[A run of records]
--- Start ---

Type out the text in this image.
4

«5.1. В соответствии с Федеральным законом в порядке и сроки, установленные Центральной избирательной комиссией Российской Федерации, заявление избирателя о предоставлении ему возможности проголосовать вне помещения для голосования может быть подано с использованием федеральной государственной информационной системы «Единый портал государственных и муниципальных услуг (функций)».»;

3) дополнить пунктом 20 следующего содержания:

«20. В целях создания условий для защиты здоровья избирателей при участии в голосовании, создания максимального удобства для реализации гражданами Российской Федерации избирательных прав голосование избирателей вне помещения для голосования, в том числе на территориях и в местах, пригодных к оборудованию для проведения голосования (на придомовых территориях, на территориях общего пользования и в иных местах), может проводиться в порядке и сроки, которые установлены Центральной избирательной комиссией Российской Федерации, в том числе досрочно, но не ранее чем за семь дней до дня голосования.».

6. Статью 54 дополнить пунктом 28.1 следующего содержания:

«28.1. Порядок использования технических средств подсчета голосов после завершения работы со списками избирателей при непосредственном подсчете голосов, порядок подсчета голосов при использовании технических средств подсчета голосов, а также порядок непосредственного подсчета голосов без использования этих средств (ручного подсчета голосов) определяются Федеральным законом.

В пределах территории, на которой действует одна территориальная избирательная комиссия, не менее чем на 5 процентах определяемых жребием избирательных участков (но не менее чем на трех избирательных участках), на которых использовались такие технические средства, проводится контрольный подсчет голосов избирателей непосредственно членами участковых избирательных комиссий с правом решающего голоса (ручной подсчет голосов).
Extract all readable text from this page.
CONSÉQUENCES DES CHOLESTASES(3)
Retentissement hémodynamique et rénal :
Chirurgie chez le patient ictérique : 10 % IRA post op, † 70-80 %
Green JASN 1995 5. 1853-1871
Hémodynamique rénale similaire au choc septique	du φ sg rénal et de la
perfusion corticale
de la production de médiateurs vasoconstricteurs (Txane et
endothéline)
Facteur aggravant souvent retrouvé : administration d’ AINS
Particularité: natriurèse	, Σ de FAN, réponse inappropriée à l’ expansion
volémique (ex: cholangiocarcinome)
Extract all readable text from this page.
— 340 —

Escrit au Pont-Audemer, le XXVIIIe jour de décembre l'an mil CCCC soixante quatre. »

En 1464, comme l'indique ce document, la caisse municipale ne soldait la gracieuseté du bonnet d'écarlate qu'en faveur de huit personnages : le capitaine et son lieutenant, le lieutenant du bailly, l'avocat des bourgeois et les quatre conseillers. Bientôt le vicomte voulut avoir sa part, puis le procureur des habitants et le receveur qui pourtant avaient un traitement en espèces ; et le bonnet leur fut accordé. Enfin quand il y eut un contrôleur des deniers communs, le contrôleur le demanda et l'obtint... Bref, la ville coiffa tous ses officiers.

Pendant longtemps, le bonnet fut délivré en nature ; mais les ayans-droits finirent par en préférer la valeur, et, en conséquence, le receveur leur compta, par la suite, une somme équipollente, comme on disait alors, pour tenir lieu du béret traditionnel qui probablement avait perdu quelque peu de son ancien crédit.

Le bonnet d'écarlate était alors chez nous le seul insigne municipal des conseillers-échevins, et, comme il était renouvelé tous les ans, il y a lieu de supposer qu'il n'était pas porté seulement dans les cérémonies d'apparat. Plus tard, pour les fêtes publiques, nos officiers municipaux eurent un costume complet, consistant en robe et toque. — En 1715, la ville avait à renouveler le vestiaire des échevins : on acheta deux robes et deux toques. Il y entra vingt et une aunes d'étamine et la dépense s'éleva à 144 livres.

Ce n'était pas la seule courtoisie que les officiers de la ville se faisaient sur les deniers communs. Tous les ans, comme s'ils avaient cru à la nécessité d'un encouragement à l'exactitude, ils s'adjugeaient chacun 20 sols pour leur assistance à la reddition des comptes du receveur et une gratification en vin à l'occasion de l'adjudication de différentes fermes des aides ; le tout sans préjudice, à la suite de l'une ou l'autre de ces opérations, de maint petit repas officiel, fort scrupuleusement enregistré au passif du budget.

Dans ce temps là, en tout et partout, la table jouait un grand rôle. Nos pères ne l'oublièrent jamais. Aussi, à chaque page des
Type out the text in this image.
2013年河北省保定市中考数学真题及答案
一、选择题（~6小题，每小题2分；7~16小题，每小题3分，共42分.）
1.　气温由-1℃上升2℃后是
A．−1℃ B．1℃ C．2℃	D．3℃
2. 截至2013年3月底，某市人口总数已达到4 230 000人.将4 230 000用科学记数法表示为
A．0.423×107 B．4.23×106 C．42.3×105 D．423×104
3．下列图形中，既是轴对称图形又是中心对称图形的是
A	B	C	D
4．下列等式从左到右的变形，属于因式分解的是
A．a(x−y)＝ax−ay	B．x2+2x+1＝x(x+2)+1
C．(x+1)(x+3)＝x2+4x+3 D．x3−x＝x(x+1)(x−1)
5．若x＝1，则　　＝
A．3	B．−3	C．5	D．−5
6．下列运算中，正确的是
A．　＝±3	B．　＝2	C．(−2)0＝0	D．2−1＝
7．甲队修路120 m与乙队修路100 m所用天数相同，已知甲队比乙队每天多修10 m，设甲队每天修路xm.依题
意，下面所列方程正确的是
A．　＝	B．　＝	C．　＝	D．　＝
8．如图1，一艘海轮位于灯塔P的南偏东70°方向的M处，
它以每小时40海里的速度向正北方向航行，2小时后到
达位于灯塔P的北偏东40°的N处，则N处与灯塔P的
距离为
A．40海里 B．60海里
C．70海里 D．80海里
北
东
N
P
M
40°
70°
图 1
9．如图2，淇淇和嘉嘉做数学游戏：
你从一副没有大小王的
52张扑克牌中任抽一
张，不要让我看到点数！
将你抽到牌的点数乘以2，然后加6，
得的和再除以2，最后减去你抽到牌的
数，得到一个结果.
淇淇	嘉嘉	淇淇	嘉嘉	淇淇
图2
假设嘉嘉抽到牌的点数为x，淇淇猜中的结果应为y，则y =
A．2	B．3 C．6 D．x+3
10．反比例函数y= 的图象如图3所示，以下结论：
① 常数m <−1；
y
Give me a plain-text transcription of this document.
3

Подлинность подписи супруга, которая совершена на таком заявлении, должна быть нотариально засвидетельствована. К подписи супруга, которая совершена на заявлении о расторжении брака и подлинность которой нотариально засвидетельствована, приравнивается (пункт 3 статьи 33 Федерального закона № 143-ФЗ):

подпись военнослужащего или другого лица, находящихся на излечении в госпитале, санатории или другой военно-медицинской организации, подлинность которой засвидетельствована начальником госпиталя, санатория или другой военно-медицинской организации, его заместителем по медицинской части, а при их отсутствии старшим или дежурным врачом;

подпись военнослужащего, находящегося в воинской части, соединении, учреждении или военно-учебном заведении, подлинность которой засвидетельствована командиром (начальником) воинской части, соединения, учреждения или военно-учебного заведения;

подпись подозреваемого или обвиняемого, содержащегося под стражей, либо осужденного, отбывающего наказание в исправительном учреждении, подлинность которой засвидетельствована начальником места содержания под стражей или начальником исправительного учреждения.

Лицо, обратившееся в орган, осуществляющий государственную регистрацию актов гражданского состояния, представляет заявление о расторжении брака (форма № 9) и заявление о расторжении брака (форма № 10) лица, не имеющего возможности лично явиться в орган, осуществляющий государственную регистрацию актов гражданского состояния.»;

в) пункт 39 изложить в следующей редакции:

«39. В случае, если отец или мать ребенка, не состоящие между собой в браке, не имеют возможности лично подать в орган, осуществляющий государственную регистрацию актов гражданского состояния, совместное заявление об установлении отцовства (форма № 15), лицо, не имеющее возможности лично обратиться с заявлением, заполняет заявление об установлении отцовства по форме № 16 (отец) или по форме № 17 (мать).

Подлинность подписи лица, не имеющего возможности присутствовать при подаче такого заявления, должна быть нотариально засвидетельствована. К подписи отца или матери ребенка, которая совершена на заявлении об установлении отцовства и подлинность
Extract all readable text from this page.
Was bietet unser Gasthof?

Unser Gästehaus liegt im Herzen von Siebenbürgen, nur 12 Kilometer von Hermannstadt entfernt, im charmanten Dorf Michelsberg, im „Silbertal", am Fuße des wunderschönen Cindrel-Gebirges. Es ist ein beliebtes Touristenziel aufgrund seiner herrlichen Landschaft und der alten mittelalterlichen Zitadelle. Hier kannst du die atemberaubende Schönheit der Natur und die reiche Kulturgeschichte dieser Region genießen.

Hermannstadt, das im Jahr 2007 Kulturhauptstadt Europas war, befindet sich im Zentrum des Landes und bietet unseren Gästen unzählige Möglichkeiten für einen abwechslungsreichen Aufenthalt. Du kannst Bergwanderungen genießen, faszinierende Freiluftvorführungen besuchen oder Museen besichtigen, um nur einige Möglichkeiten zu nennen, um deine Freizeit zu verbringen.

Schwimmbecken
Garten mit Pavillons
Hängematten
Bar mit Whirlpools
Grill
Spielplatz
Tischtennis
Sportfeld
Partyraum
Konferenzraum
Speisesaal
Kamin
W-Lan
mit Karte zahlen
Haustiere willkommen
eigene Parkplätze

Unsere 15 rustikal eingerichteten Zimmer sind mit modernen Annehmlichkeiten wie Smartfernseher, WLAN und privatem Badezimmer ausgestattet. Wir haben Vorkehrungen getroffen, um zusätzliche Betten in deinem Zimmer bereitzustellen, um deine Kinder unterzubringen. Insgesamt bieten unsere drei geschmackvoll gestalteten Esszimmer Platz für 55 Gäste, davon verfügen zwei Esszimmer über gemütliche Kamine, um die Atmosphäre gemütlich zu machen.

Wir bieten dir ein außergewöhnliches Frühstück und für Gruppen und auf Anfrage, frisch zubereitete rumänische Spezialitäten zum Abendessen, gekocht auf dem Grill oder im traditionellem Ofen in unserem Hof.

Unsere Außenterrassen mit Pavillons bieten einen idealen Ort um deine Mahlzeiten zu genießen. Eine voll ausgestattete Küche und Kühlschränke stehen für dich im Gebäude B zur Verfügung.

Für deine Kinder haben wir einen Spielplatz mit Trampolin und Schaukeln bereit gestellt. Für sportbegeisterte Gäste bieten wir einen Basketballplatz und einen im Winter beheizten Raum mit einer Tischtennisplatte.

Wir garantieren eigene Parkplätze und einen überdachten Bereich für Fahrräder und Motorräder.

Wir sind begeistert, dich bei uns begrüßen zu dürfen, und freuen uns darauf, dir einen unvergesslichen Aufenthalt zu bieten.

--- End ---

> _Given exercise_
Give only the number of lines in the data that hold the word "sind".

> _Output of the task_
2